Reproduce all the lines below exactly and omit the images.

[start MATERIAL]

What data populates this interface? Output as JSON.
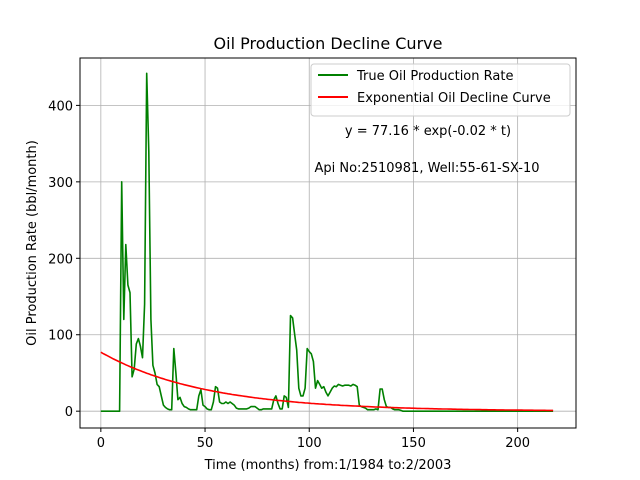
{
  "chart_data": {
    "type": "line",
    "title": "Oil Production Decline Curve",
    "xlabel": "Time (months) from:1/1984 to:2/2003",
    "ylabel": "Oil Production Rate (bbl/month)",
    "xlim": [
      -10,
      228
    ],
    "ylim": [
      -22,
      462
    ],
    "xticks": [
      0,
      50,
      100,
      150,
      200
    ],
    "yticks": [
      0,
      100,
      200,
      300,
      400
    ],
    "grid": true,
    "legend_position": "top-right",
    "annotations": [
      {
        "text": "y = 77.16 * exp(-0.02 * t)"
      },
      {
        "text": "Api No:2510981, Well:55-61-SX-10"
      }
    ],
    "series": [
      {
        "name": "True Oil Production Rate",
        "color": "#008000",
        "x": [
          0,
          1,
          2,
          3,
          4,
          5,
          6,
          7,
          8,
          9,
          10,
          11,
          12,
          13,
          14,
          15,
          16,
          17,
          18,
          19,
          20,
          21,
          22,
          23,
          24,
          25,
          26,
          27,
          28,
          29,
          30,
          31,
          32,
          33,
          34,
          35,
          36,
          37,
          38,
          39,
          40,
          41,
          42,
          43,
          44,
          45,
          46,
          47,
          48,
          49,
          50,
          51,
          52,
          53,
          54,
          55,
          56,
          57,
          58,
          59,
          60,
          61,
          62,
          63,
          64,
          65,
          66,
          67,
          68,
          69,
          70,
          71,
          72,
          73,
          74,
          75,
          76,
          77,
          78,
          79,
          80,
          81,
          82,
          83,
          84,
          85,
          86,
          87,
          88,
          89,
          90,
          91,
          92,
          93,
          94,
          95,
          96,
          97,
          98,
          99,
          100,
          101,
          102,
          103,
          104,
          105,
          106,
          107,
          108,
          109,
          110,
          111,
          112,
          113,
          114,
          115,
          116,
          117,
          118,
          119,
          120,
          121,
          122,
          123,
          124,
          125,
          126,
          127,
          128,
          129,
          130,
          131,
          132,
          133,
          134,
          135,
          136,
          137,
          138,
          139,
          140,
          141,
          142,
          143,
          144,
          145,
          146,
          147,
          148,
          149,
          150,
          155,
          160,
          165,
          170,
          175,
          180,
          185,
          190,
          195,
          200,
          205,
          210,
          215,
          217
        ],
        "y": [
          0,
          0,
          0,
          0,
          0,
          0,
          0,
          0,
          0,
          0,
          300,
          120,
          218,
          165,
          155,
          45,
          55,
          88,
          95,
          85,
          70,
          140,
          442,
          340,
          120,
          60,
          50,
          35,
          32,
          20,
          8,
          5,
          3,
          2,
          2,
          82,
          50,
          15,
          18,
          10,
          6,
          5,
          3,
          2,
          2,
          2,
          2,
          20,
          28,
          8,
          6,
          3,
          2,
          2,
          12,
          32,
          30,
          12,
          10,
          10,
          12,
          10,
          12,
          10,
          8,
          4,
          3,
          3,
          3,
          3,
          3,
          4,
          6,
          6,
          6,
          4,
          2,
          2,
          3,
          3,
          3,
          3,
          3,
          15,
          20,
          10,
          3,
          3,
          20,
          18,
          5,
          125,
          122,
          100,
          80,
          30,
          20,
          20,
          30,
          82,
          78,
          75,
          65,
          30,
          40,
          35,
          30,
          32,
          25,
          20,
          25,
          30,
          33,
          32,
          35,
          34,
          33,
          34,
          34,
          34,
          33,
          35,
          34,
          32,
          8,
          6,
          5,
          4,
          2,
          2,
          2,
          2,
          3,
          2,
          29,
          29,
          15,
          6,
          5,
          5,
          3,
          2,
          2,
          2,
          1,
          0,
          0,
          0,
          0,
          0,
          0,
          0,
          0,
          0,
          0,
          0,
          0,
          0,
          0,
          0,
          0,
          0,
          0,
          0,
          0
        ]
      },
      {
        "name": "Exponential Oil Decline Curve",
        "color": "#ff0000",
        "model": {
          "a": 77.16,
          "b": -0.02
        },
        "x_range": [
          0,
          217
        ]
      }
    ]
  }
}
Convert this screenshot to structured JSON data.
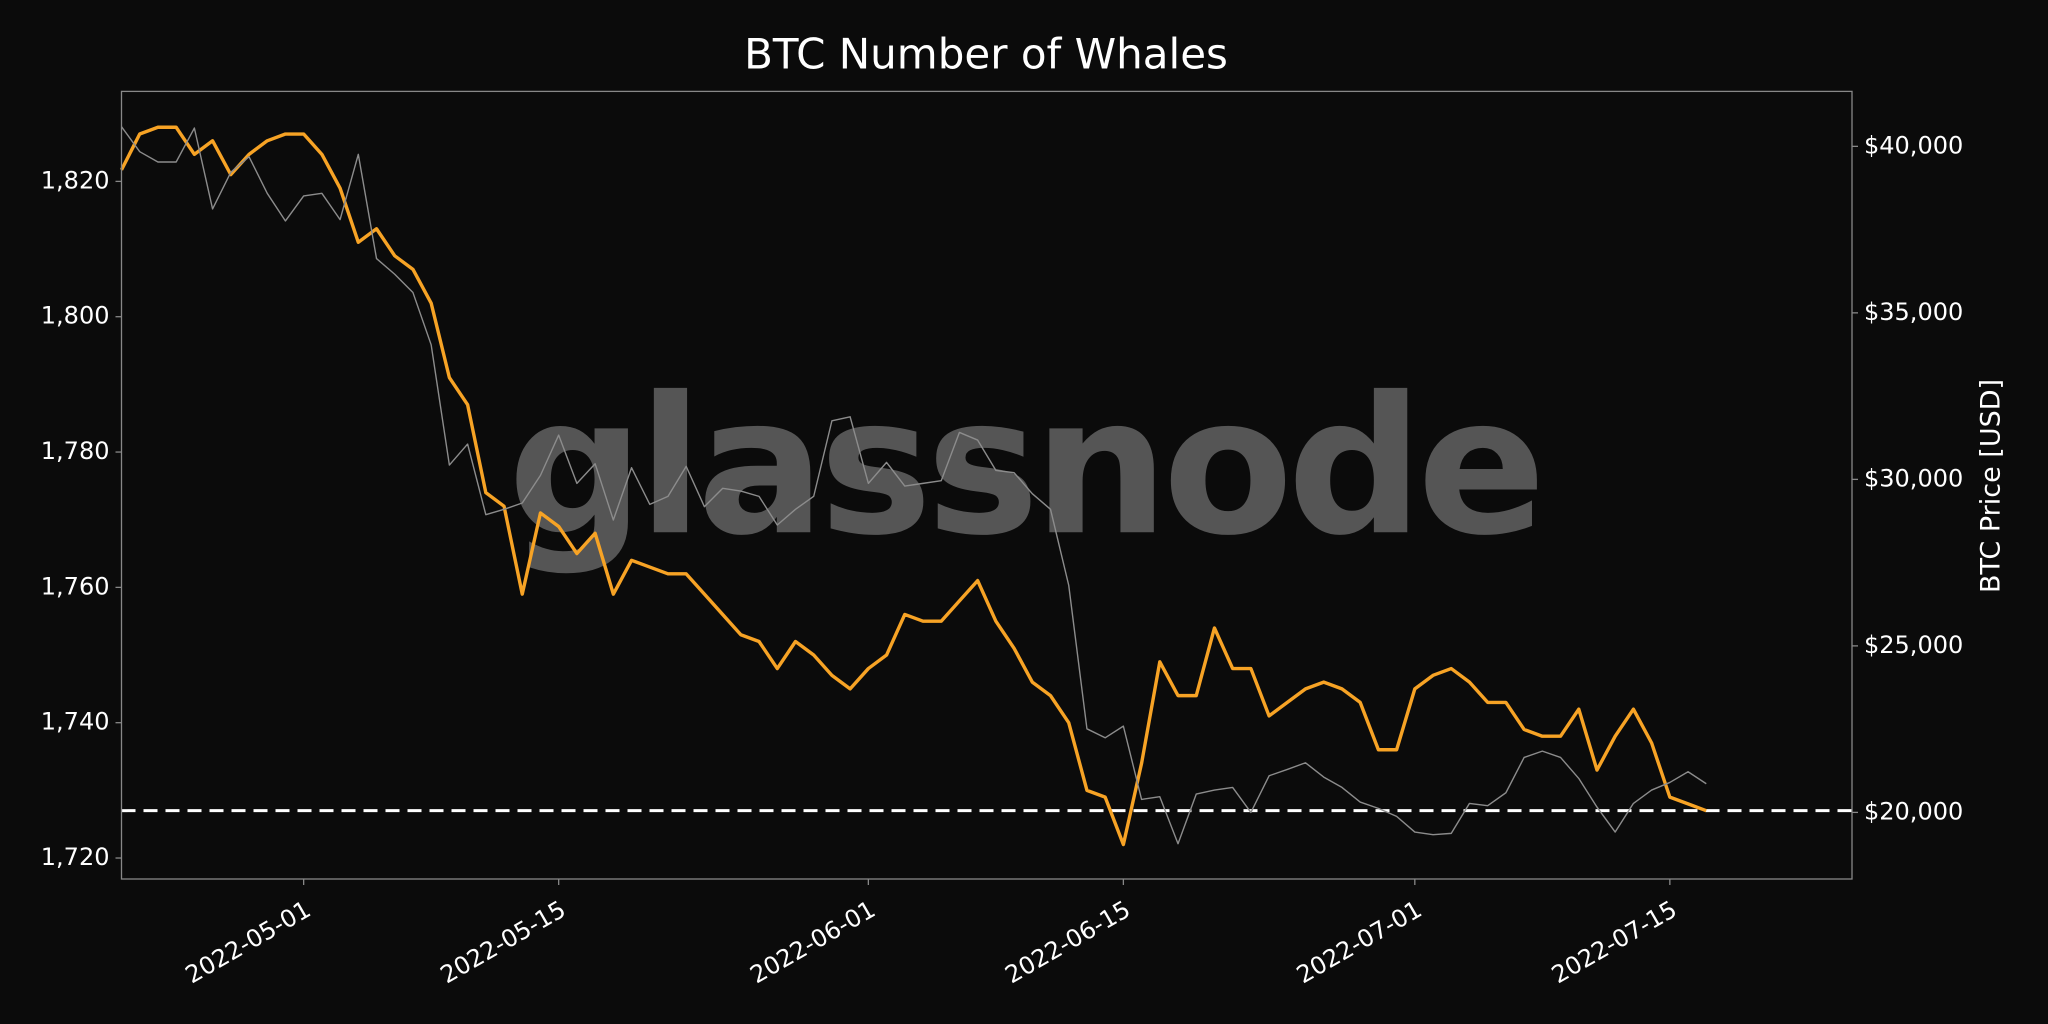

[end MATERIAL]

- **WRITTEN RESPONSE**
What data populates this interface? Output as JSON.
{
  "chart_data": {
    "type": "line",
    "title": "Oil Production Decline Curve",
    "xlabel": "Time (months) from:1/1984 to:2/2003",
    "ylabel": "Oil Production Rate (bbl/month)",
    "xlim": [
      -10,
      228
    ],
    "ylim": [
      -22,
      462
    ],
    "xticks": [
      0,
      50,
      100,
      150,
      200
    ],
    "yticks": [
      0,
      100,
      200,
      300,
      400
    ],
    "grid": true,
    "legend_position": "top-right",
    "annotations": [
      {
        "text": "y = 77.16 * exp(-0.02 * t)"
      },
      {
        "text": "Api No:2510981, Well:55-61-SX-10"
      }
    ],
    "series": [
      {
        "name": "True Oil Production Rate",
        "color": "#008000",
        "x": [
          0,
          1,
          2,
          3,
          4,
          5,
          6,
          7,
          8,
          9,
          10,
          11,
          12,
          13,
          14,
          15,
          16,
          17,
          18,
          19,
          20,
          21,
          22,
          23,
          24,
          25,
          26,
          27,
          28,
          29,
          30,
          31,
          32,
          33,
          34,
          35,
          36,
          37,
          38,
          39,
          40,
          41,
          42,
          43,
          44,
          45,
          46,
          47,
          48,
          49,
          50,
          51,
          52,
          53,
          54,
          55,
          56,
          57,
          58,
          59,
          60,
          61,
          62,
          63,
          64,
          65,
          66,
          67,
          68,
          69,
          70,
          71,
          72,
          73,
          74,
          75,
          76,
          77,
          78,
          79,
          80,
          81,
          82,
          83,
          84,
          85,
          86,
          87,
          88,
          89,
          90,
          91,
          92,
          93,
          94,
          95,
          96,
          97,
          98,
          99,
          100,
          101,
          102,
          103,
          104,
          105,
          106,
          107,
          108,
          109,
          110,
          111,
          112,
          113,
          114,
          115,
          116,
          117,
          118,
          119,
          120,
          121,
          122,
          123,
          124,
          125,
          126,
          127,
          128,
          129,
          130,
          131,
          132,
          133,
          134,
          135,
          136,
          137,
          138,
          139,
          140,
          141,
          142,
          143,
          144,
          145,
          146,
          147,
          148,
          149,
          150,
          155,
          160,
          165,
          170,
          175,
          180,
          185,
          190,
          195,
          200,
          205,
          210,
          215,
          217
        ],
        "y": [
          0,
          0,
          0,
          0,
          0,
          0,
          0,
          0,
          0,
          0,
          300,
          120,
          218,
          165,
          155,
          45,
          55,
          88,
          95,
          85,
          70,
          140,
          442,
          340,
          120,
          60,
          50,
          35,
          32,
          20,
          8,
          5,
          3,
          2,
          2,
          82,
          50,
          15,
          18,
          10,
          6,
          5,
          3,
          2,
          2,
          2,
          2,
          20,
          28,
          8,
          6,
          3,
          2,
          2,
          12,
          32,
          30,
          12,
          10,
          10,
          12,
          10,
          12,
          10,
          8,
          4,
          3,
          3,
          3,
          3,
          3,
          4,
          6,
          6,
          6,
          4,
          2,
          2,
          3,
          3,
          3,
          3,
          3,
          15,
          20,
          10,
          3,
          3,
          20,
          18,
          5,
          125,
          122,
          100,
          80,
          30,
          20,
          20,
          30,
          82,
          78,
          75,
          65,
          30,
          40,
          35,
          30,
          32,
          25,
          20,
          25,
          30,
          33,
          32,
          35,
          34,
          33,
          34,
          34,
          34,
          33,
          35,
          34,
          32,
          8,
          6,
          5,
          4,
          2,
          2,
          2,
          2,
          3,
          2,
          29,
          29,
          15,
          6,
          5,
          5,
          3,
          2,
          2,
          2,
          1,
          0,
          0,
          0,
          0,
          0,
          0,
          0,
          0,
          0,
          0,
          0,
          0,
          0,
          0,
          0,
          0,
          0,
          0,
          0,
          0
        ]
      },
      {
        "name": "Exponential Oil Decline Curve",
        "color": "#ff0000",
        "model": {
          "a": 77.16,
          "b": -0.02
        },
        "x_range": [
          0,
          217
        ]
      }
    ]
  }
}
Convert this screenshot to structured JSON data.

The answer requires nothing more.